Source —
Roadmap

TODO: "Timeout for Task Runs" is implemented?

Scheduling

Task Starvation Prevention

It is possible that tasks which require a combination of resources will not be dispatched, because individual resources are always in use by tasks which have simpler resource requirements. The scheduler could be modified to detect task starvation and take action, for example reserving one resource for the starved task until the other required resources are available as well.

Note that task starvation is not a problem if tasks have simple resource requirements (at most one resource) or if there is sufficient time in which the job queue is empty. We haven't seen task starvation occur in existing SoftFabs yet, but it could occur if usage patterns change.

There could also be a situation in which a task is impossible to dispatch, because the required resources or capabilities are simply not available in the SoftFab at that moment. This has been solved by the "reason for waiting" feature: when a task cannot be scheduled, the summary field displays the reason why.

Multiple Instances of a Local Product

Currently there can only be one instance of a local product per job. It would be useful to have the ability to have multiple instances. For example, a certain project uses one Task Runner on Windows and one on Linux within the same job. Currently, they have to define two different products for the source tree on Windows and on Linux even though it is the same source tree on different locations.

Robustness

Timeout for Task Runs

A test run on a Factory PC could wind up in a situation where it is not making any progress. It would be useful to detect this and abort the test, so the Factory PC will be available to run other tests. One way to detect such situations is having a timeout. If a timeout occurs, the task will be aborted.

Supplied material —

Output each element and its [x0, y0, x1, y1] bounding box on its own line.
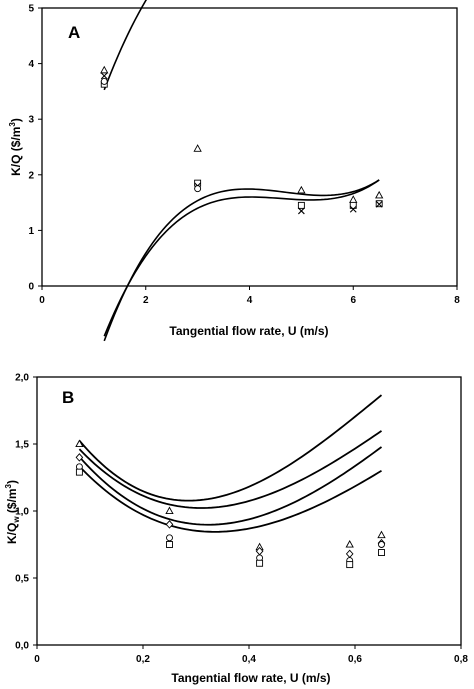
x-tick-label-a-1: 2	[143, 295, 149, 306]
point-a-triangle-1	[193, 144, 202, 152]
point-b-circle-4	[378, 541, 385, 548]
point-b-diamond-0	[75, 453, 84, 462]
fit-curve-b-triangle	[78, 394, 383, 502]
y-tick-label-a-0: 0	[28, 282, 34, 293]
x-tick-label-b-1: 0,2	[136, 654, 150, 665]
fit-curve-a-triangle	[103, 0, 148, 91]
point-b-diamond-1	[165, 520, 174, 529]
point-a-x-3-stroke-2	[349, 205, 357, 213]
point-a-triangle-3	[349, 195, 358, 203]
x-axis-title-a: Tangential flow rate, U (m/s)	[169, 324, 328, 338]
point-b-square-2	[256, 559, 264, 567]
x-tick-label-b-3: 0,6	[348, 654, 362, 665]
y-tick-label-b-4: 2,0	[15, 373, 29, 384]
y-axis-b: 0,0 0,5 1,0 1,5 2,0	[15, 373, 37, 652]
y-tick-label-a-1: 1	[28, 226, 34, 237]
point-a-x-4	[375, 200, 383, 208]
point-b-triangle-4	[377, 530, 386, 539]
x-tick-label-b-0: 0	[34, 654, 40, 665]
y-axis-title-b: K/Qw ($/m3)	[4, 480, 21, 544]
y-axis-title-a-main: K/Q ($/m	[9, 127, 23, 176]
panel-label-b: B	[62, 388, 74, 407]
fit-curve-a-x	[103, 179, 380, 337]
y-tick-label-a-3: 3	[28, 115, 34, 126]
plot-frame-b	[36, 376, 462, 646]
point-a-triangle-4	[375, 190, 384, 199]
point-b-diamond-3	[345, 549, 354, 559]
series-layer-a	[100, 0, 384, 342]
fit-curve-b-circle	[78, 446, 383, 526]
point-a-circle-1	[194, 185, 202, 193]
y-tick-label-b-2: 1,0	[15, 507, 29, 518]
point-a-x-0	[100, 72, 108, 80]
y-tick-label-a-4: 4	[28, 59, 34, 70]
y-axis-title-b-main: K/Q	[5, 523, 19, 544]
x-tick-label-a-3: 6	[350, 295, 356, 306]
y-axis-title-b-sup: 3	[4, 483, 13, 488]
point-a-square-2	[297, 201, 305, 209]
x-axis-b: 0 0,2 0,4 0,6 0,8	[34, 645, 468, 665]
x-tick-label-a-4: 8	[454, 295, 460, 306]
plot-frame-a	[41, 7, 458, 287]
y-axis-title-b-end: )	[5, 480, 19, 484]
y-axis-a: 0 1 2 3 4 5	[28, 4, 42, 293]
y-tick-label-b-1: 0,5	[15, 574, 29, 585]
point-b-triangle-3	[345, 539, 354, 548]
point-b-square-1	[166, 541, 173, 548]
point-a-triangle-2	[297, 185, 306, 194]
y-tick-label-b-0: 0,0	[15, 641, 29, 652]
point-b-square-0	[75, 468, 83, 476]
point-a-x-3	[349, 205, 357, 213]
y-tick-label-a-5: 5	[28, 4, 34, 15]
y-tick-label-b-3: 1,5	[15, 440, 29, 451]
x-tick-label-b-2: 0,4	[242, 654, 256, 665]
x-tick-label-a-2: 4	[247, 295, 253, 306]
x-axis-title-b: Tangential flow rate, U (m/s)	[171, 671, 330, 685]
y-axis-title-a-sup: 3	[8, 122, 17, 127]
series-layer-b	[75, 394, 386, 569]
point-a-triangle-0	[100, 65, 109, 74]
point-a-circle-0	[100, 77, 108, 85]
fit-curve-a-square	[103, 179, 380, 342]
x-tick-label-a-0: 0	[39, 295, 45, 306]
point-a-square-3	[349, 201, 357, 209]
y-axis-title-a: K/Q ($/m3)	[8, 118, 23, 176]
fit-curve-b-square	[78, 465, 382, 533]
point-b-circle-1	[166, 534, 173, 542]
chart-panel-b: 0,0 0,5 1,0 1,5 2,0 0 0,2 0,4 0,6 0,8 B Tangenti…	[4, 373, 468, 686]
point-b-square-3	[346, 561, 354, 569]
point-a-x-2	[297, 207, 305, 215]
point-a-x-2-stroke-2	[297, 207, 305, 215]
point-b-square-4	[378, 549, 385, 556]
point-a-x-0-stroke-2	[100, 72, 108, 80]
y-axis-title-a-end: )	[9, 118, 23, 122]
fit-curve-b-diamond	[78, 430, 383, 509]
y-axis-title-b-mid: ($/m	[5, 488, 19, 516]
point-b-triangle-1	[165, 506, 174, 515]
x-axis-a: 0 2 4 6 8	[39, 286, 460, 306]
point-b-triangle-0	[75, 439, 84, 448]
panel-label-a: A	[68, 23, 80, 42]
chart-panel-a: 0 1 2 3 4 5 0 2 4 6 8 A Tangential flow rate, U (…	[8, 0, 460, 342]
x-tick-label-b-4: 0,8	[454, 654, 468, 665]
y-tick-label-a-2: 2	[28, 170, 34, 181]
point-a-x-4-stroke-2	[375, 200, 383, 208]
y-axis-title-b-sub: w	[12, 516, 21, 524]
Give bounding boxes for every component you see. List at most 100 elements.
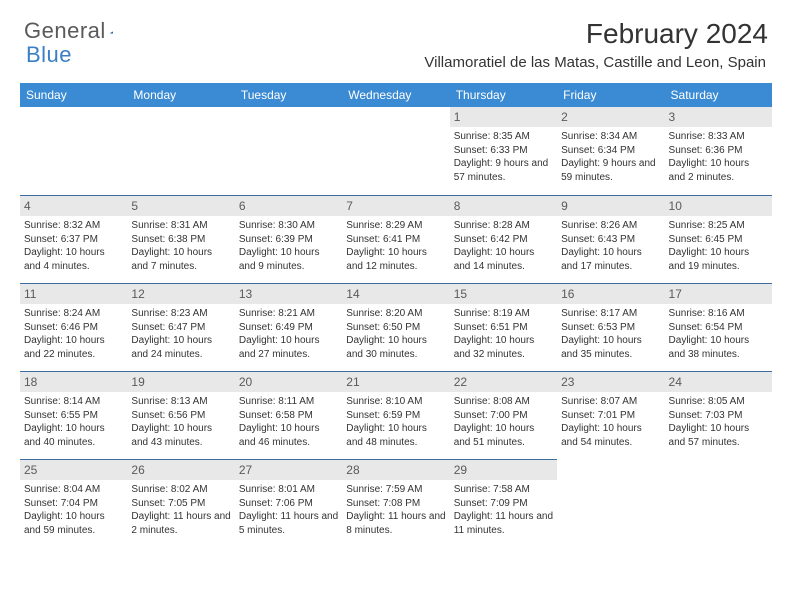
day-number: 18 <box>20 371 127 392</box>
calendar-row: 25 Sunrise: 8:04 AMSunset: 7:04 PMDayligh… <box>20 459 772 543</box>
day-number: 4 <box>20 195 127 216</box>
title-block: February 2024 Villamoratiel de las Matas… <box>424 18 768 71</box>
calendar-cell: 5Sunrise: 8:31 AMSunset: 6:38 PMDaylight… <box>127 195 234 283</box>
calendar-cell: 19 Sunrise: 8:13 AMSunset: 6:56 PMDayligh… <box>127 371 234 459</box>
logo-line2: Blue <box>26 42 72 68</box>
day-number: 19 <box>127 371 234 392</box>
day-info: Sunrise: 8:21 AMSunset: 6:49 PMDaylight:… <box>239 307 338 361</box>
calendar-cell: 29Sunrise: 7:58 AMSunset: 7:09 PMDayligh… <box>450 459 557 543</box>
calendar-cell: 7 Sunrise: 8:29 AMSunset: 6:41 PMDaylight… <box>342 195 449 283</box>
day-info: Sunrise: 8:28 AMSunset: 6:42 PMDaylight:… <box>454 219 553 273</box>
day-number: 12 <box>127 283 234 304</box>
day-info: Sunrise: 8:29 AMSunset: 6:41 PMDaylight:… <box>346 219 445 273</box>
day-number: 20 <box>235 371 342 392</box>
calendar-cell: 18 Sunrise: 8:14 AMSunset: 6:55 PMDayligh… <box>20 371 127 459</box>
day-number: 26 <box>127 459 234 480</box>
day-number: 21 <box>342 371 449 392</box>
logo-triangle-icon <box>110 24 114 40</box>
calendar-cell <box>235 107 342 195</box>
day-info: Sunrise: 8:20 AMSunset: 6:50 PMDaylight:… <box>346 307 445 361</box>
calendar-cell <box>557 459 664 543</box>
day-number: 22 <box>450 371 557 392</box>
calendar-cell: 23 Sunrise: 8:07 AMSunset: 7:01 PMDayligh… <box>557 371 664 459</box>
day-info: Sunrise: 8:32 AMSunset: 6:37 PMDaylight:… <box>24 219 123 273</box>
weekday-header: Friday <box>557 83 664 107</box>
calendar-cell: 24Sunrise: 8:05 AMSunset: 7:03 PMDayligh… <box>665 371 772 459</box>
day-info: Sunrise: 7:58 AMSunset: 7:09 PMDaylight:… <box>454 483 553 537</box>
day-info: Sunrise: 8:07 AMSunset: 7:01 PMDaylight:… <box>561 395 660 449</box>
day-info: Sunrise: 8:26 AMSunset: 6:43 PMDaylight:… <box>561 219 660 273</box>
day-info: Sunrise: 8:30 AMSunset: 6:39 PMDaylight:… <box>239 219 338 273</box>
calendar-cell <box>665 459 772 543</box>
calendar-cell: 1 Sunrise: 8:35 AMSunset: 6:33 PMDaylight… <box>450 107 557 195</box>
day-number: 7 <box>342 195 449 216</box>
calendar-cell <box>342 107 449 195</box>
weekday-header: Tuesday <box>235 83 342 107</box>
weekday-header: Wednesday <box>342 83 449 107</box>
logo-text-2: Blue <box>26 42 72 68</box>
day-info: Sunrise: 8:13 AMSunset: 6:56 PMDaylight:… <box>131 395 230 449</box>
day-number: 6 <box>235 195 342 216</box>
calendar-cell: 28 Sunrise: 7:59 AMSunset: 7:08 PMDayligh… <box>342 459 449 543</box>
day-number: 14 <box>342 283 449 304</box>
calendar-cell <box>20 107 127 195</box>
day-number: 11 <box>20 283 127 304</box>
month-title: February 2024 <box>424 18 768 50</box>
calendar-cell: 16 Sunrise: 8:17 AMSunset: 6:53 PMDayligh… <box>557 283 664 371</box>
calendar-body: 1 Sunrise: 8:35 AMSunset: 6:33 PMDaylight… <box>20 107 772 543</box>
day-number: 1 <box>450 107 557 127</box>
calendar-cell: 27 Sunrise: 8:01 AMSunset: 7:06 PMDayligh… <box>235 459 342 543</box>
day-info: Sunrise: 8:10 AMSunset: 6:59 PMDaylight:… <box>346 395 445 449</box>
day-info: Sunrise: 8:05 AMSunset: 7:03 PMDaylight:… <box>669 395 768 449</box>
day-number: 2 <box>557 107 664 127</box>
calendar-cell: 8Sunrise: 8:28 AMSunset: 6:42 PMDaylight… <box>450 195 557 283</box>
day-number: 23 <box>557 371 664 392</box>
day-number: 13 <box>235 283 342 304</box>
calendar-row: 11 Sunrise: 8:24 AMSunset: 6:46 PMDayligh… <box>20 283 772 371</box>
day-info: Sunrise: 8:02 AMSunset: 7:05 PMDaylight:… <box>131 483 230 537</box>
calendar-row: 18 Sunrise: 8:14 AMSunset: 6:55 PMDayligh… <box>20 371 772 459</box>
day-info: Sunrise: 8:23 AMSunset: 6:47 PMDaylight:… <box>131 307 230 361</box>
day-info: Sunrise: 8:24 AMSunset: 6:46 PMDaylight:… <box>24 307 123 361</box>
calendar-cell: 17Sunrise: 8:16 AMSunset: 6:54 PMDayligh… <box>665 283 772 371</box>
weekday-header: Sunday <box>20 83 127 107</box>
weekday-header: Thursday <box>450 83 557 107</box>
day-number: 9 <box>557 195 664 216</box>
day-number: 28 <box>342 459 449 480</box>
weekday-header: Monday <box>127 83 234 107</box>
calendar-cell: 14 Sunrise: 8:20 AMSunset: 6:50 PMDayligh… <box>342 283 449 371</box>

Instructions to follow — Reproduce the roadmap text word for word, everything from "Note that task" down to "the reason why.". The lines are not needed for this.

Answer for the task —
Note that task starvation is not a problem if tasks have simple resource requirements (at most one resource) or if there is sufficient time in which the job queue is empty. We haven't seen task starvation occur in existing SoftFabs yet, but it could occur if usage patterns change.

There could also be a situation in which a task is impossible to dispatch, because the required resources or capabilities are simply not available in the SoftFab at that moment. This has been solved by the "reason for waiting" feature: when a task cannot be scheduled, the summary field displays the reason why.